*INPUT ROWS*:
------
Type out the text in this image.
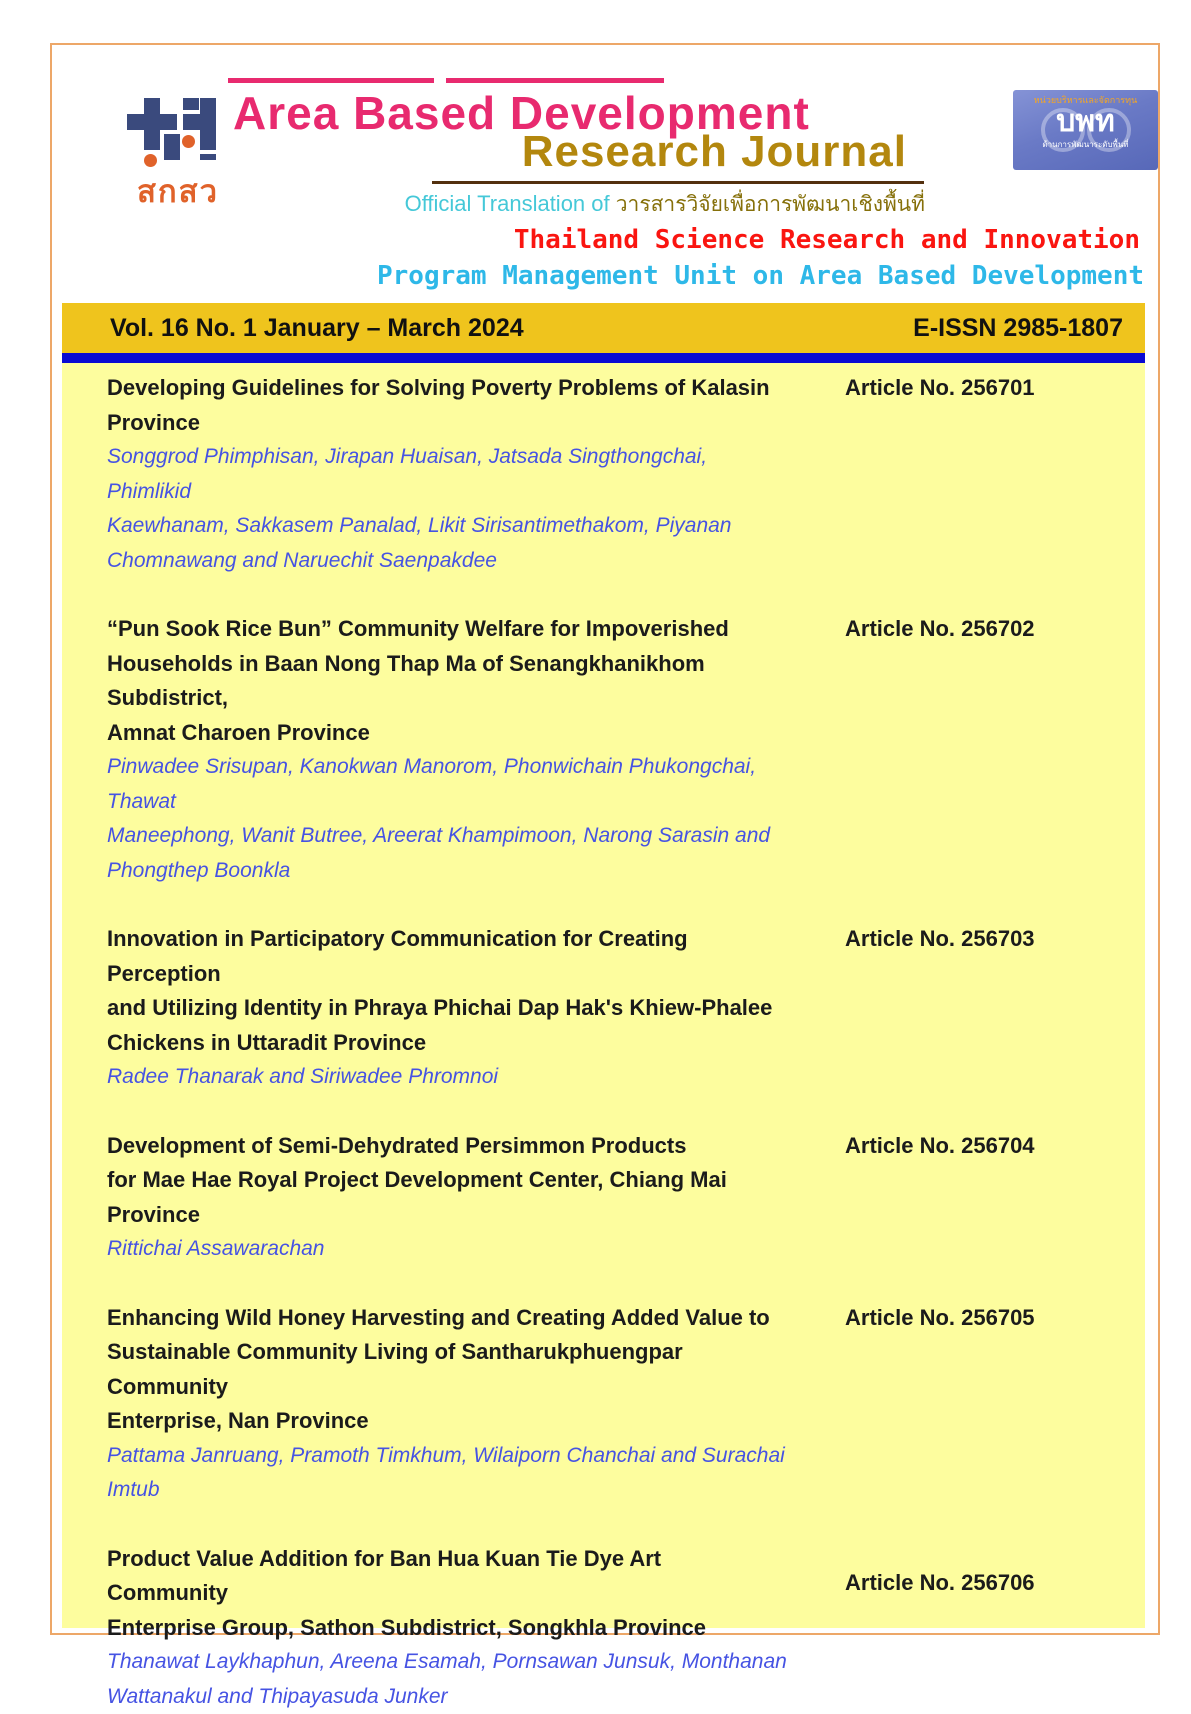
สกสว
Area Based Development
Research Journal
Official Translation of วารสารวิจัยเพื่อการพัฒนาเชิงพื้นที่
Thailand Science Research and Innovation
Program Management Unit on Area Based Development
หน่วยบริหารและจัดการทุน
บพท
ด้านการพัฒนาระดับพื้นที่
Vol. 16 No. 1 January – March 2024	E-ISSN 2985-1807
Developing Guidelines for Solving Poverty Problems of Kalasin
Province
Songgrod Phimphisan, Jirapan Huaisan, Jatsada Singthongchai, Phimlikid
Kaewhanam, Sakkasem Panalad, Likit Sirisantimethakom, Piyanan
Chomnawang and Naruechit Saenpakdee
Article No. 256701
“Pun Sook Rice Bun” Community Welfare for Impoverished
Households in Baan Nong Thap Ma of Senangkhanikhom Subdistrict,
Amnat Charoen Province
Pinwadee Srisupan, Kanokwan Manorom, Phonwichain Phukongchai, Thawat
Maneephong, Wanit Butree, Areerat Khampimoon, Narong Sarasin and
Phongthep Boonkla
Article No. 256702
Innovation in Participatory Communication for Creating Perception
and Utilizing Identity in Phraya Phichai Dap Hak's Khiew-Phalee
Chickens in Uttaradit Province
Radee Thanarak and Siriwadee Phromnoi
Article No. 256703
Development of Semi-Dehydrated Persimmon Products
for Mae Hae Royal Project Development Center, Chiang Mai Province
Rittichai Assawarachan
Article No. 256704
Enhancing Wild Honey Harvesting and Creating Added Value to
Sustainable Community Living of Santharukphuengpar Community
Enterprise, Nan Province
Pattama Janruang, Pramoth Timkhum, Wilaiporn Chanchai and Surachai
Imtub
Article No. 256705
Product Value Addition for Ban Hua Kuan Tie Dye Art Community
Enterprise Group, Sathon Subdistrict, Songkhla Province
Thanawat Laykhaphun, Areena Esamah, Pornsawan Junsuk, Monthanan
Wattanakul and Thipayasuda Junker
Article No. 256706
------
*YOUR TASK*: In the copy, include no pictures; restate the listing above exactly.

*OUTPUT OF THE EXERCISE*:
Type out the text in this image.
สกสว
Area Based Development
Research Journal
Official Translation of วารสารวิจัยเพื่อการพัฒนาเชิงพื้นที่
Thailand Science Research and Innovation
Program Management Unit on Area Based Development
หน่วยบริหารและจัดการทุน
บพท
ด้านการพัฒนาระดับพื้นที่
Vol. 16 No. 1 January – March 2024	E-ISSN 2985-1807
Developing Guidelines for Solving Poverty Problems of Kalasin
Province
Songgrod Phimphisan, Jirapan Huaisan, Jatsada Singthongchai, Phimlikid
Kaewhanam, Sakkasem Panalad, Likit Sirisantimethakom, Piyanan
Chomnawang and Naruechit Saenpakdee
Article No. 256701
“Pun Sook Rice Bun” Community Welfare for Impoverished
Households in Baan Nong Thap Ma of Senangkhanikhom Subdistrict,
Amnat Charoen Province
Pinwadee Srisupan, Kanokwan Manorom, Phonwichain Phukongchai, Thawat
Maneephong, Wanit Butree, Areerat Khampimoon, Narong Sarasin and
Phongthep Boonkla
Article No. 256702
Innovation in Participatory Communication for Creating Perception
and Utilizing Identity in Phraya Phichai Dap Hak's Khiew-Phalee
Chickens in Uttaradit Province
Radee Thanarak and Siriwadee Phromnoi
Article No. 256703
Development of Semi-Dehydrated Persimmon Products
for Mae Hae Royal Project Development Center, Chiang Mai Province
Rittichai Assawarachan
Article No. 256704
Enhancing Wild Honey Harvesting and Creating Added Value to
Sustainable Community Living of Santharukphuengpar Community
Enterprise, Nan Province
Pattama Janruang, Pramoth Timkhum, Wilaiporn Chanchai and Surachai
Imtub
Article No. 256705
Product Value Addition for Ban Hua Kuan Tie Dye Art Community
Enterprise Group, Sathon Subdistrict, Songkhla Province
Thanawat Laykhaphun, Areena Esamah, Pornsawan Junsuk, Monthanan
Wattanakul and Thipayasuda Junker
Article No. 256706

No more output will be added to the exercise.